Extracted records
_ _ _ _

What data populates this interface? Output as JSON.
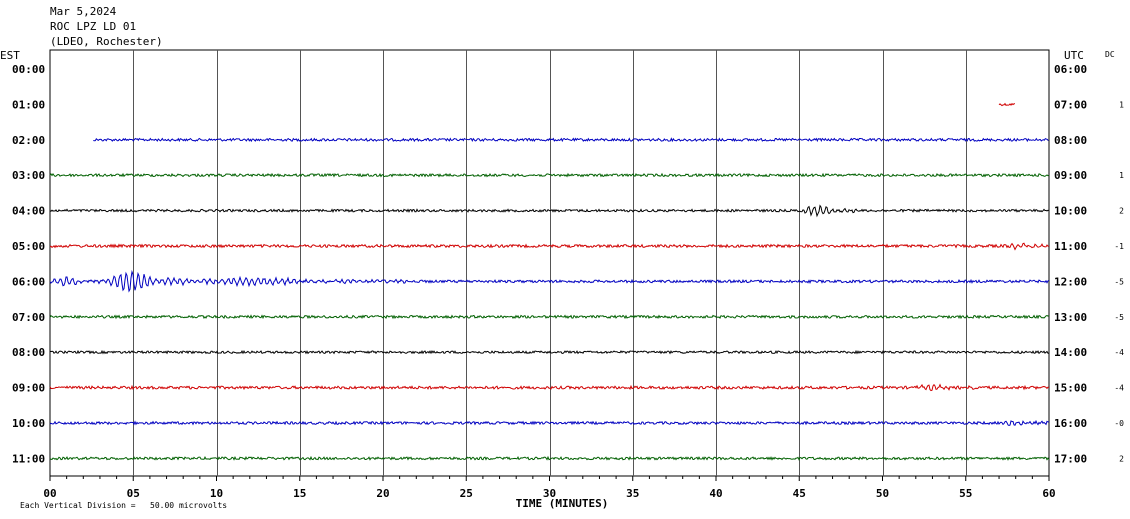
{
  "header": {
    "date": "Mar 5,2024",
    "station": "ROC LPZ LD 01",
    "network": "(LDEO, Rochester)"
  },
  "labels": {
    "left_tz": "EST",
    "right_tz": "UTC",
    "dc": "DC",
    "scale_note": "Each Vertical Division =   50.00 microvolts"
  },
  "colors": {
    "blue": "#0000c0",
    "green": "#006000",
    "black": "#000000",
    "red": "#d00000",
    "grid": "#000000"
  },
  "chart_data": {
    "type": "line",
    "title": "",
    "xlabel": "TIME (MINUTES)",
    "xlim": [
      0,
      60
    ],
    "x_ticks": [
      "00",
      "05",
      "10",
      "15",
      "20",
      "25",
      "30",
      "35",
      "40",
      "45",
      "50",
      "55",
      "60"
    ],
    "rows": [
      {
        "est": "00:00",
        "utc": "06:00",
        "dc": "",
        "color": "blue",
        "start_min": null,
        "end_min": null,
        "amp": 0
      },
      {
        "est": "01:00",
        "utc": "07:00",
        "dc": "1",
        "color": "red",
        "start_min": 57.0,
        "end_min": 58.0,
        "amp": 1.2
      },
      {
        "est": "02:00",
        "utc": "08:00",
        "dc": "",
        "color": "blue",
        "start_min": 2.6,
        "end_min": 60,
        "amp": 1.3
      },
      {
        "est": "03:00",
        "utc": "09:00",
        "dc": "1",
        "color": "green",
        "start_min": 0,
        "end_min": 60,
        "amp": 1.3,
        "events": []
      },
      {
        "est": "04:00",
        "utc": "10:00",
        "dc": "2",
        "color": "black",
        "start_min": 0,
        "end_min": 60,
        "amp": 1.2,
        "events": [
          {
            "start": 45.2,
            "end": 48.5,
            "amp": 5
          }
        ]
      },
      {
        "est": "05:00",
        "utc": "11:00",
        "dc": "-1",
        "color": "red",
        "start_min": 0,
        "end_min": 60,
        "amp": 1.4,
        "events": [
          {
            "start": 57.5,
            "end": 60,
            "amp": 2.5
          }
        ]
      },
      {
        "est": "06:00",
        "utc": "12:00",
        "dc": "-5",
        "color": "blue",
        "start_min": 0,
        "end_min": 60,
        "amp": 1.3,
        "events": [
          {
            "start": 0,
            "end": 3.5,
            "amp": 4
          },
          {
            "start": 3.5,
            "end": 8.5,
            "amp": 10
          },
          {
            "start": 8.5,
            "end": 22,
            "amp": 3.5
          }
        ]
      },
      {
        "est": "07:00",
        "utc": "13:00",
        "dc": "-5",
        "color": "green",
        "start_min": 0,
        "end_min": 60,
        "amp": 1.3,
        "events": []
      },
      {
        "est": "08:00",
        "utc": "14:00",
        "dc": "-4",
        "color": "black",
        "start_min": 0,
        "end_min": 60,
        "amp": 1.2,
        "events": []
      },
      {
        "est": "09:00",
        "utc": "15:00",
        "dc": "-4",
        "color": "red",
        "start_min": 0,
        "end_min": 60,
        "amp": 1.4,
        "events": [
          {
            "start": 52,
            "end": 56,
            "amp": 2.5
          }
        ]
      },
      {
        "est": "10:00",
        "utc": "16:00",
        "dc": "-0",
        "color": "blue",
        "start_min": 0,
        "end_min": 60,
        "amp": 1.3,
        "events": [
          {
            "start": 57,
            "end": 60,
            "amp": 2.5
          }
        ]
      },
      {
        "est": "11:00",
        "utc": "17:00",
        "dc": "2",
        "color": "green",
        "start_min": 0,
        "end_min": 60,
        "amp": 1.3,
        "events": []
      }
    ]
  }
}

_ _ _ _

— STATED PROBLEM —
Restate the whole listing above exactly, please, omitting every image.

— SOLVED EXERCISE —
What data populates this interface? Output as JSON.
{
  "header": {
    "date": "Mar 5,2024",
    "station": "ROC LPZ LD 01",
    "network": "(LDEO, Rochester)"
  },
  "labels": {
    "left_tz": "EST",
    "right_tz": "UTC",
    "dc": "DC",
    "scale_note": "Each Vertical Division =   50.00 microvolts"
  },
  "colors": {
    "blue": "#0000c0",
    "green": "#006000",
    "black": "#000000",
    "red": "#d00000",
    "grid": "#000000"
  },
  "chart_data": {
    "type": "line",
    "title": "",
    "xlabel": "TIME (MINUTES)",
    "xlim": [
      0,
      60
    ],
    "x_ticks": [
      "00",
      "05",
      "10",
      "15",
      "20",
      "25",
      "30",
      "35",
      "40",
      "45",
      "50",
      "55",
      "60"
    ],
    "rows": [
      {
        "est": "00:00",
        "utc": "06:00",
        "dc": "",
        "color": "blue",
        "start_min": null,
        "end_min": null,
        "amp": 0
      },
      {
        "est": "01:00",
        "utc": "07:00",
        "dc": "1",
        "color": "red",
        "start_min": 57.0,
        "end_min": 58.0,
        "amp": 1.2
      },
      {
        "est": "02:00",
        "utc": "08:00",
        "dc": "",
        "color": "blue",
        "start_min": 2.6,
        "end_min": 60,
        "amp": 1.3
      },
      {
        "est": "03:00",
        "utc": "09:00",
        "dc": "1",
        "color": "green",
        "start_min": 0,
        "end_min": 60,
        "amp": 1.3,
        "events": []
      },
      {
        "est": "04:00",
        "utc": "10:00",
        "dc": "2",
        "color": "black",
        "start_min": 0,
        "end_min": 60,
        "amp": 1.2,
        "events": [
          {
            "start": 45.2,
            "end": 48.5,
            "amp": 5
          }
        ]
      },
      {
        "est": "05:00",
        "utc": "11:00",
        "dc": "-1",
        "color": "red",
        "start_min": 0,
        "end_min": 60,
        "amp": 1.4,
        "events": [
          {
            "start": 57.5,
            "end": 60,
            "amp": 2.5
          }
        ]
      },
      {
        "est": "06:00",
        "utc": "12:00",
        "dc": "-5",
        "color": "blue",
        "start_min": 0,
        "end_min": 60,
        "amp": 1.3,
        "events": [
          {
            "start": 0,
            "end": 3.5,
            "amp": 4
          },
          {
            "start": 3.5,
            "end": 8.5,
            "amp": 10
          },
          {
            "start": 8.5,
            "end": 22,
            "amp": 3.5
          }
        ]
      },
      {
        "est": "07:00",
        "utc": "13:00",
        "dc": "-5",
        "color": "green",
        "start_min": 0,
        "end_min": 60,
        "amp": 1.3,
        "events": []
      },
      {
        "est": "08:00",
        "utc": "14:00",
        "dc": "-4",
        "color": "black",
        "start_min": 0,
        "end_min": 60,
        "amp": 1.2,
        "events": []
      },
      {
        "est": "09:00",
        "utc": "15:00",
        "dc": "-4",
        "color": "red",
        "start_min": 0,
        "end_min": 60,
        "amp": 1.4,
        "events": [
          {
            "start": 52,
            "end": 56,
            "amp": 2.5
          }
        ]
      },
      {
        "est": "10:00",
        "utc": "16:00",
        "dc": "-0",
        "color": "blue",
        "start_min": 0,
        "end_min": 60,
        "amp": 1.3,
        "events": [
          {
            "start": 57,
            "end": 60,
            "amp": 2.5
          }
        ]
      },
      {
        "est": "11:00",
        "utc": "17:00",
        "dc": "2",
        "color": "green",
        "start_min": 0,
        "end_min": 60,
        "amp": 1.3,
        "events": []
      }
    ]
  }
}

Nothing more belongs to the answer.